• **WHAT IS NEEDED**: The entries below are to be copied exactly, with nothing left out.
##### INPUT FOR THIS TASK
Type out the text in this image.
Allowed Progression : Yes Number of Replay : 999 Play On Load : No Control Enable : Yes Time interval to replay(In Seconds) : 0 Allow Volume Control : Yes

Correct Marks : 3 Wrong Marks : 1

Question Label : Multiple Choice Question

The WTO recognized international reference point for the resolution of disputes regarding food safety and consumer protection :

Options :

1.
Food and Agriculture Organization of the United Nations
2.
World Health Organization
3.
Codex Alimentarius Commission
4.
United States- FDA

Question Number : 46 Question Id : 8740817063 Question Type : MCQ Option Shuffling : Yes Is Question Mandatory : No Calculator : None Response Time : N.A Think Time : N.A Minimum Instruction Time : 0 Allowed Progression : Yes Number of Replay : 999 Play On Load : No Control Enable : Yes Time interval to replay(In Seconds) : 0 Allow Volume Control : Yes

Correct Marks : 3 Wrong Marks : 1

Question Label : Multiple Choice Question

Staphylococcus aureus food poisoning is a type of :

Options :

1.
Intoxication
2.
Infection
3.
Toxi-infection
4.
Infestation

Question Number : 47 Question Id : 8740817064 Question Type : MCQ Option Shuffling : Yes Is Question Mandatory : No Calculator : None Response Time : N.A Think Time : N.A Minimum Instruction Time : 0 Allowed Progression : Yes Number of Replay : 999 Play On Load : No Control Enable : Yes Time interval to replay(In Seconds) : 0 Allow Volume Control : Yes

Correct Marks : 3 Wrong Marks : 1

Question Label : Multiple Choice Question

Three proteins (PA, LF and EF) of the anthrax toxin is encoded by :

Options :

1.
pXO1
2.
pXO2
##########
• **PROBLEM SOLUTION**:
Type out the text in this image.
Allowed Progression : Yes Number of Replay : 999 Play On Load : No Control Enable : Yes Time interval to replay(In Seconds) : 0 Allow Volume Control : Yes

Correct Marks : 3 Wrong Marks : 1

Question Label : Multiple Choice Question

The WTO recognized international reference point for the resolution of disputes regarding food safety and consumer protection :

Options :

1.
Food and Agriculture Organization of the United Nations
2.
World Health Organization
3.
Codex Alimentarius Commission
4.
United States- FDA

Question Number : 46 Question Id : 8740817063 Question Type : MCQ Option Shuffling : Yes Is Question Mandatory : No Calculator : None Response Time : N.A Think Time : N.A Minimum Instruction Time : 0 Allowed Progression : Yes Number of Replay : 999 Play On Load : No Control Enable : Yes Time interval to replay(In Seconds) : 0 Allow Volume Control : Yes

Correct Marks : 3 Wrong Marks : 1

Question Label : Multiple Choice Question

Staphylococcus aureus food poisoning is a type of :

Options :

1.
Intoxication
2.
Infection
3.
Toxi-infection
4.
Infestation

Question Number : 47 Question Id : 8740817064 Question Type : MCQ Option Shuffling : Yes Is Question Mandatory : No Calculator : None Response Time : N.A Think Time : N.A Minimum Instruction Time : 0 Allowed Progression : Yes Number of Replay : 999 Play On Load : No Control Enable : Yes Time interval to replay(In Seconds) : 0 Allow Volume Control : Yes

Correct Marks : 3 Wrong Marks : 1

Question Label : Multiple Choice Question

Three proteins (PA, LF and EF) of the anthrax toxin is encoded by :

Options :

1.
pXO1
2.
pXO2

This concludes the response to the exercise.